### SHORT EXERCISE
For the data below, work out how many lines contain the word "严东海说" and supply only that number.

### RECORDS FOR THIS TASK
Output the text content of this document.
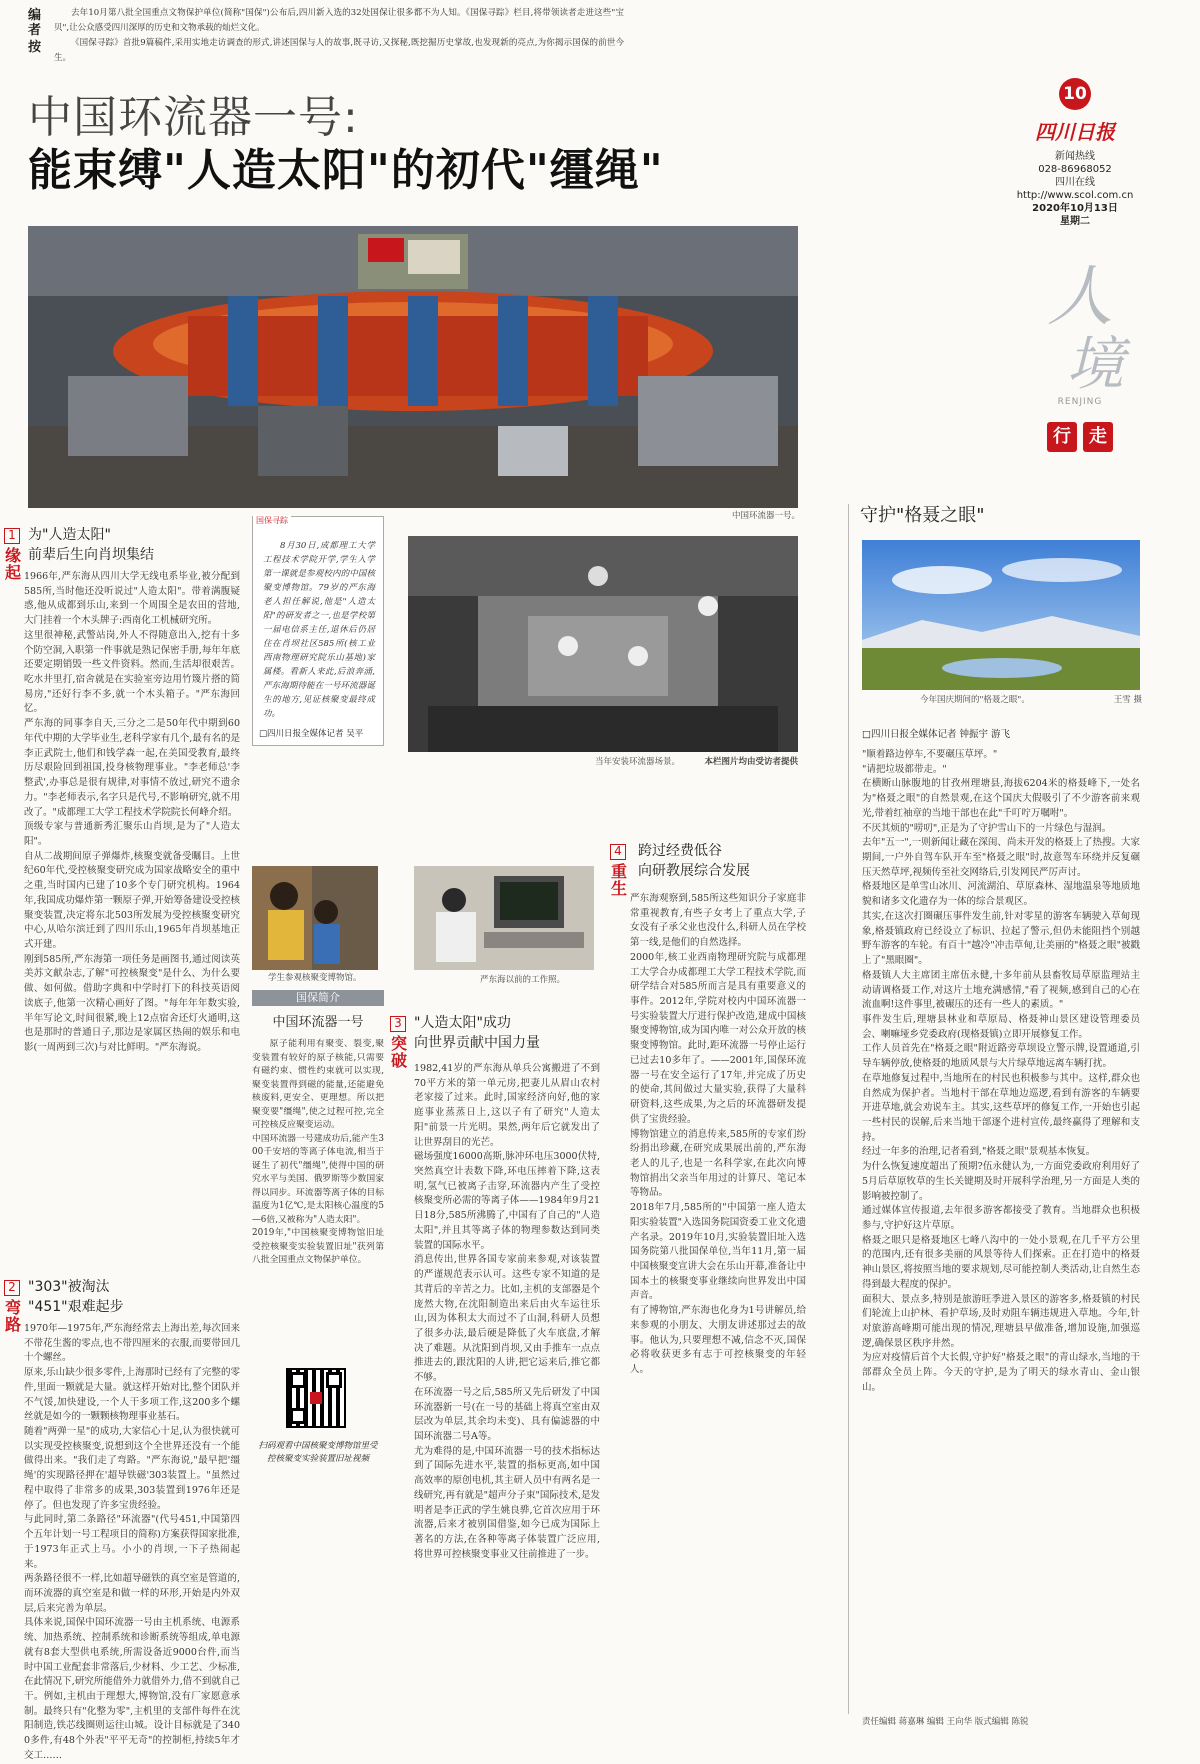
编者
按
去年10月第八批全国重点文物保护单位(简称"国保")公布后,四川新入选的32处国保让很多都不为人知。《国保寻踪》栏目,将带领读者走进这些"宝贝",让公众感受四川深厚的历史和文物承载的灿烂文化。
《国保寻踪》首批9篇稿件,采用实地走访调查的形式,讲述国保与人的故事,既寻访,又探秘,既挖掘历史掌故,也发现新的亮点,为你揭示国保的前世今生。
10
四川日报
新闻热线
028-86968052
四川在线
http://www.scol.com.cn
2020年10月13日
星期二
人
境
RENJING
行	走
中国环流器一号:
能束缚"人造太阳"的初代"缰绳"
中国环流器一号。	守护"格聂之眼"
今年国庆期间的"格聂之眼"。	王雪 摄
□四川日报全媒体记者 钟振宇 游飞
"顺着路边停车,不要碾压草坪。"
"请把垃圾都带走。"
在横断山脉腹地的甘孜州理塘县,海拔6204米的格聂峰下,一处名为"格聂之眼"的自然景观,在这个国庆大假吸引了不少游客前来观光,带着红袖章的当地干部也在此"千叮咛万嘱咐"。
不厌其烦的"唠叨",正是为了守护雪山下的一片绿色与湿润。
去年"五一",一则新闻让藏在深闺、尚未开发的格聂上了热搜。大家期间,一户外自驾车队开车至"格聂之眼"时,故意驾车环绕并反复碾压天然草坪,视频传至社交网络后,引发网民严厉声讨。
格聂地区是单雪山冰川、河流湖泊、草原森林、湿地温泉等地质地貌和诸多文化遗存为一体的综合景观区。
其实,在这次打圈碾压事件发生前,针对零星的游客车辆驶入草甸现象,格聂镇政府已经设立了标识、拉起了警示,但仍未能阻挡个别越野车游客的车轮。有百十"越冷"冲击草甸,让美丽的"格聂之眼"被戳上了"黑眼圈"。
格聂镇人大主席团主席伍永健,十多年前从县畜牧局草原监理站主动请调格聂工作,对这片土地充满感情,"看了视频,感到自己的心在流血啊!这件事里,被碾压的还有一些人的素质。"
事件发生后,理塘县林业和草原局、格聂神山景区建设管理委员会、喇嘛垭乡党委政府(现格聂镇)立即开展修复工作。
工作人员首先在"格聂之眼"附近路旁草坝设立警示牌,设置通道,引导车辆停放,使格聂的地质风景与大片绿草地远离车辆打扰。
在草地修复过程中,当地所在的村民也积极参与其中。这样,群众也自然成为保护者。当地村干部在草地边巡逻,看到有游客的车辆要开进草地,就会劝说车主。其实,这些草坪的修复工作,一开始也引起一些村民的误解,后来当地干部逐个进村宣传,最终赢得了理解和支持。
经过一年多的治理,记者看到,"格聂之眼"景观基本恢复。
为什么恢复速度超出了预期?伍永健认为,一方面党委政府利用好了5月后草原牧草的生长关键期及时开展科学治理,另一方面是人类的影响被控制了。
通过媒体宣传报道,去年很多游客都接受了教育。当地群众也积极参与,守护好这片草原。
格聂之眼只是格聂地区七峰八沟中的一处小景观,在几千平方公里的范围内,还有很多美丽的风景等待人们探索。正在打造中的格聂神山景区,将按照当地的要求规划,尽可能控制人类活动,让自然生态得到最大程度的保护。
面积大、景点多,特别是旅游旺季进入景区的游客多,格聂镇的村民们轮流上山护林、看护草场,及时劝阻车辆违规进入草地。今年,针对旅游高峰期可能出现的情况,理塘县早做准备,增加设施,加强巡逻,确保景区秩序井然。
为应对疫情后首个大长假,守护好"格聂之眼"的青山绿水,当地的干部群众全员上阵。今天的守护,是为了明天的绿水青山、金山银山。
1
缘起
为"人造太阳"
前辈后生向肖坝集结
1966年,严东海从四川大学无线电系毕业,被分配到585所,当时他还没听说过"人造太阳"。带着满腹疑惑,他从成都到乐山,来到一个周围全是农田的营地,大门挂着一个木头牌子:西南化工机械研究所。
这里很神秘,武警站岗,外人不得随意出入,挖有十多个防空洞,入职第一件事就是熟记保密手册,每年年底还要定期销毁一些文件资料。然而,生活却很艰苦。吃水井里打,宿舍就是在实验室旁边用竹篾片搭的简易房,"还好行李不多,就一个木头箱子。"严东海回忆。
严东海的同事李自天,三分之二是50年代中期到60年代中期的大学毕业生,老科学家有几个,最有名的是李正武院士,他们和钱学森一起,在美国受教育,最终历尽艰险回到祖国,投身核物理事业。"李老师总'李整武',办事总是很有规律,对事情不放过,研究不遗余力。"李老师表示,名字只是代号,不影响研究,就不用改了。"成都理工大学工程技术学院院长何峰介绍。
顶级专家与普通新秀汇聚乐山肖坝,是为了"人造太阳"。
自从二战期间原子弹爆炸,核聚变就备受瞩目。上世纪60年代,受控核聚变研究成为国家战略安全的重中之重,当时国内已建了10多个专门研究机构。1964年,我国成功爆炸第一颗原子弹,开始筹备建设受控核聚变装置,决定将东北503所发展为受控核聚变研究中心,从哈尔滨迁到了四川乐山,1965年肖坝基地正式开建。
刚到585所,严东海第一项任务是画图书,通过阅读英美苏文献杂志,了解"可控核聚变"是什么、为什么要做、如何做。借助字典和中学时打下的科技英语阅读底子,他第一次精心画好了图。"每年年年数实验,半年写论文,时间很紧,晚上12点宿舍还灯火通明,这也是那时的普通日子,那边是家属区热闹的娱乐和电影(一周两到三次)与对比鲜明。"严东海说。
2
弯路
"303"被淘汰
"451"艰难起步
1970年—1975年,严东海经常去上海出差,每次回来不带花生酱的零点,也不带四厘米的衣服,而要带回几十个螺丝。
原来,乐山缺少很多零件,上海那时已经有了完整的零件,里面一颗就是大量。就这样开始对比,整个团队并不气馁,加快建设,一个人干多项工作,这200多个螺丝就是如今的一颗颗核物理事业基石。
随着"两弹一星"的成功,大家信心十足,认为很快就可以实现受控核聚变,说想到这个全世界还没有一个能做得出来。"我们走了弯路。"严东海说,"最早把'缰绳'的实现路径押在'超导铁磁'303装置上。"虽然过程中取得了非常多的成果,303装置到1976年还是停了。但也发现了许多宝贵经验。
与此同时,第二条路径"环流器"(代号451,中国第四个五年计划一号工程项目的简称)方案获得国家批准,于1973年正式上马。小小的肖坝,一下子热闹起来。
两条路径很不一样,比如超导磁铁的真空室是管道的,而环流器的真空室是和做一样的环形,开始是内外双层,后来完善为单层。
具体来说,国保中国环流器一号由主机系统、电源系统、加热系统、控制系统和诊断系统等组成,单电源就有8套大型供电系统,所需设备近9000台件,而当时中国工业配套非常落后,少材料、少工艺、少标准,在此情况下,研究所能借外力就借外力,借不到就自己干。例如,主机由于理想大,博物馆,没有厂家愿意承制。最终只有"化整为零",主机里的支部件每件在沈阳制造,铁芯线圈则运往山城。设计目标就是了3400多件,有48个外表"平平无奇"的控制柜,持续5年才交工……
国保寻踪
8月30日,成都理工大学工程技术学院开学,学生入学第一课就是参观校内的中国核聚变博物馆。79岁的严东海老人担任解说,他是"人造太阳"的研发者之一,也是学校第一届电信系主任,退休后仍居住在肖坝社区585所(核工业西南物理研究院乐山基地)家属楼。看新人来此,后浪奔涌,严东海期待能在一号环流器诞生的地方,见证核聚变最终成功。
□四川日报全媒体记者 吴平
当年安装环流器场景。	本栏图片均由受访者提供
学生参观核聚变博物馆。	严东海以前的工作照。
国保简介
中国环流器一号
原子能利用有聚变、裂变,聚变装置有较好的原子核能,只需要有磁约束、惯性约束就可以实现,聚变装置得到磁的能量,还能避免核废料,更安全、更理想。所以把聚变要"缰绳",使之过程可控,完全可控核反应聚变运动。
中国环流器一号建成功后,能产生300千安培的等离子体电流,相当于诞生了初代"缰绳",使得中国的研究水平与美国、俄罗斯等少数国家得以同步。环流器等离子体的目标温度为1亿℃,是太阳核心温度的5—6倍,又被称为"人造太阳"。
2019年,"中国核聚变博物馆旧址受控核聚变实验装置旧址"获列第八批全国重点文物保护单位。
扫码观看中国核聚变博物馆里受控核聚变实验装置旧址视频
3
突破
"人造太阳"成功
向世界贡献中国力量
1982,41岁的严东海从单兵公寓搬进了不到70平方米的第一单元房,把妻儿从眉山农村老家接了过来。此时,国家经济向好,他的家庭事业蒸蒸日上,这以子有了研究"人造太阳"前景一片光明。果然,两年后它就发出了让世界刮目的光芒。
磁场强度16000高斯,脉冲环电压3000伏特,突然真空计表数下降,环电压摔着下降,这表明,氢气已被离子击穿,环流器内产生了受控核聚变所必需的等离子体——1984年9月21日18分,585所沸腾了,中国有了自己的"人造太阳",并且其等离子体的物理参数达到同类装置的国际水平。
消息传出,世界各国专家前来参观,对该装置的严谨规范表示认可。这些专家不知道的是其背后的辛苦之力。比如,主机的支部器是个庞然大物,在沈阳制造出来后由火车运往乐山,因为体积太大而过不了山洞,科研人员想了很多办法,最后硬是降低了火车底盘,才解决了难题。从沈阳到肖坝,又由手推车一点点推进去的,跟沈阳的人讲,把它运来后,推它都不够。
在环流器一号之后,585所又先后研发了中国环流器新一号(在一号的基础上将真空室由双层改为单层,其余均未变)、具有偏滤器的中国环流器二号A等。
尤为难得的是,中国环流器一号的技术指标达到了国际先进水平,装置的指标更高,如中国高效率的原创电机,其主研人员中有两名是一线研究,再有就是"超声分子束"国际技术,是发明者是李正武的学生姚良骅,它首次应用于环流器,后来才被别国借鉴,如今已成为国际上著名的方法,在各种等离子体装置广泛应用,将世界可控核聚变事业又往前推进了一步。
4
重生
跨过经费低谷
向研教展综合发展
严东海观察到,585所这些知识分子家庭非常重视教育,有些子女考上了重点大学,子女没有子承父业也没什么,科研人员在学校第一线,是他们的自然选择。
2000年,核工业西南物理研究院与成都理工大学合办成都理工大学工程技术学院,而研学结合对585所而言是具有重要意义的事件。2012年,学院对校内中国环流器一号实验装置大厅进行保护改造,建成中国核聚变博物馆,成为国内唯一对公众开放的核聚变博物馆。此时,距环流器一号停止运行已过去10多年了。——2001年,国保环流器一号在安全运行了17年,并完成了历史的使命,其间做过大量实验,获得了大量科研资料,这些成果,为之后的环流器研发提供了宝贵经验。
博物馆建立的消息传来,585所的专家们纷纷捐出珍藏,在研究成果展出前的,严东海老人的儿子,也是一名科学家,在此次向博物馆捐出父亲当年用过的计算尺、笔记本等物品。
2018年7月,585所的"中国第一座人造太阳实验装置"入选国务院国资委工业文化遗产名录。2019年10月,实验装置旧址入选国务院第八批国保单位,当年11月,第一届中国核聚变宣讲大会在乐山开幕,准备让中国本土的核聚变事业继续向世界发出中国声音。
有了博物馆,严东海也化身为1号讲解员,给来参观的小朋友、大朋友讲述那过去的故事。他认为,只要理想不减,信念不灭,国保必将收获更多有志于可控核聚变的年轻人。
责任编辑 蒋嘉琳 编辑 王向华 版式编辑 陈锐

### IN RESPONSE
2